Instructions to follow: Copy the data below exactly.

Supplied material:

----------

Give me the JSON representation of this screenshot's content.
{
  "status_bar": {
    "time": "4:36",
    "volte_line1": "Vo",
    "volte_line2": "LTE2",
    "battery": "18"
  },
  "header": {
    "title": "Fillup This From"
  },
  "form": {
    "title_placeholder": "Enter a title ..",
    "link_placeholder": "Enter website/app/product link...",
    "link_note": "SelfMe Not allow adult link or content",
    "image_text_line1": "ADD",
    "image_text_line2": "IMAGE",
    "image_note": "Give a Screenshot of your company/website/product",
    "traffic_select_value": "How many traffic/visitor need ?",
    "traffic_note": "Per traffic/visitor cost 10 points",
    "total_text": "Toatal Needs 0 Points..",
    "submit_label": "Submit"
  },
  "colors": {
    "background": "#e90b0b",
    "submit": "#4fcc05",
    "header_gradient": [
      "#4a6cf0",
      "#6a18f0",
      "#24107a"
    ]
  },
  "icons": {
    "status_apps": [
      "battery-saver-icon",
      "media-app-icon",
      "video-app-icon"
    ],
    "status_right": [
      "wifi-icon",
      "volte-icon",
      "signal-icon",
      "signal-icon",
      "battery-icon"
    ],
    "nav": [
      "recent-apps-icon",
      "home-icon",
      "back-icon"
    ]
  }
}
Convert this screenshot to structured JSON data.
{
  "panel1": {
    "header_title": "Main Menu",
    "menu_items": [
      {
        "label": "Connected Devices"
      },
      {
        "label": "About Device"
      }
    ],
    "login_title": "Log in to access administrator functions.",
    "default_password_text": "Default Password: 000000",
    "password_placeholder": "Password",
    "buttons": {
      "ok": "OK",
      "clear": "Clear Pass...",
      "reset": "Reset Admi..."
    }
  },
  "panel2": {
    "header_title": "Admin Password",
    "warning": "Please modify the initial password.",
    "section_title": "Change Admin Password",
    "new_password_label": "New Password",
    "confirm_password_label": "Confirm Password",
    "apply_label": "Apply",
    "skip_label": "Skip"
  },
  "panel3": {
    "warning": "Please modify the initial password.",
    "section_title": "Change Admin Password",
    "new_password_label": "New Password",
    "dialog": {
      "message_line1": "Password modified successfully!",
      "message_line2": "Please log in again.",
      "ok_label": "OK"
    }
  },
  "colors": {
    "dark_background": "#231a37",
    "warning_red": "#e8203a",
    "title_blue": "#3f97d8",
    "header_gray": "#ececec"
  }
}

----------

Task output:
Give me the JSON representation of this screenshot's content.
{
  "status_bar": {
    "time": "4:36",
    "volte_line1": "Vo",
    "volte_line2": "LTE2",
    "battery": "18"
  },
  "header": {
    "title": "Fillup This From"
  },
  "form": {
    "title_placeholder": "Enter a title ..",
    "link_placeholder": "Enter website/app/product link...",
    "link_note": "SelfMe Not allow adult link or content",
    "image_text_line1": "ADD",
    "image_text_line2": "IMAGE",
    "image_note": "Give a Screenshot of your company/website/product",
    "traffic_select_value": "How many traffic/visitor need ?",
    "traffic_note": "Per traffic/visitor cost 10 points",
    "total_text": "Toatal Needs 0 Points..",
    "submit_label": "Submit"
  },
  "colors": {
    "background": "#e90b0b",
    "submit": "#4fcc05",
    "header_gradient": [
      "#4a6cf0",
      "#6a18f0",
      "#24107a"
    ]
  },
  "icons": {
    "status_apps": [
      "battery-saver-icon",
      "media-app-icon",
      "video-app-icon"
    ],
    "status_right": [
      "wifi-icon",
      "volte-icon",
      "signal-icon",
      "signal-icon",
      "battery-icon"
    ],
    "nav": [
      "recent-apps-icon",
      "home-icon",
      "back-icon"
    ]
  }
}
Convert this screenshot to structured JSON data.
{
  "panel1": {
    "header_title": "Main Menu",
    "menu_items": [
      {
        "label": "Connected Devices"
      },
      {
        "label": "About Device"
      }
    ],
    "login_title": "Log in to access administrator functions.",
    "default_password_text": "Default Password: 000000",
    "password_placeholder": "Password",
    "buttons": {
      "ok": "OK",
      "clear": "Clear Pass...",
      "reset": "Reset Admi..."
    }
  },
  "panel2": {
    "header_title": "Admin Password",
    "warning": "Please modify the initial password.",
    "section_title": "Change Admin Password",
    "new_password_label": "New Password",
    "confirm_password_label": "Confirm Password",
    "apply_label": "Apply",
    "skip_label": "Skip"
  },
  "panel3": {
    "warning": "Please modify the initial password.",
    "section_title": "Change Admin Password",
    "new_password_label": "New Password",
    "dialog": {
      "message_line1": "Password modified successfully!",
      "message_line2": "Please log in again.",
      "ok_label": "OK"
    }
  },
  "colors": {
    "dark_background": "#231a37",
    "warning_red": "#e8203a",
    "title_blue": "#3f97d8",
    "header_gray": "#ececec"
  }
}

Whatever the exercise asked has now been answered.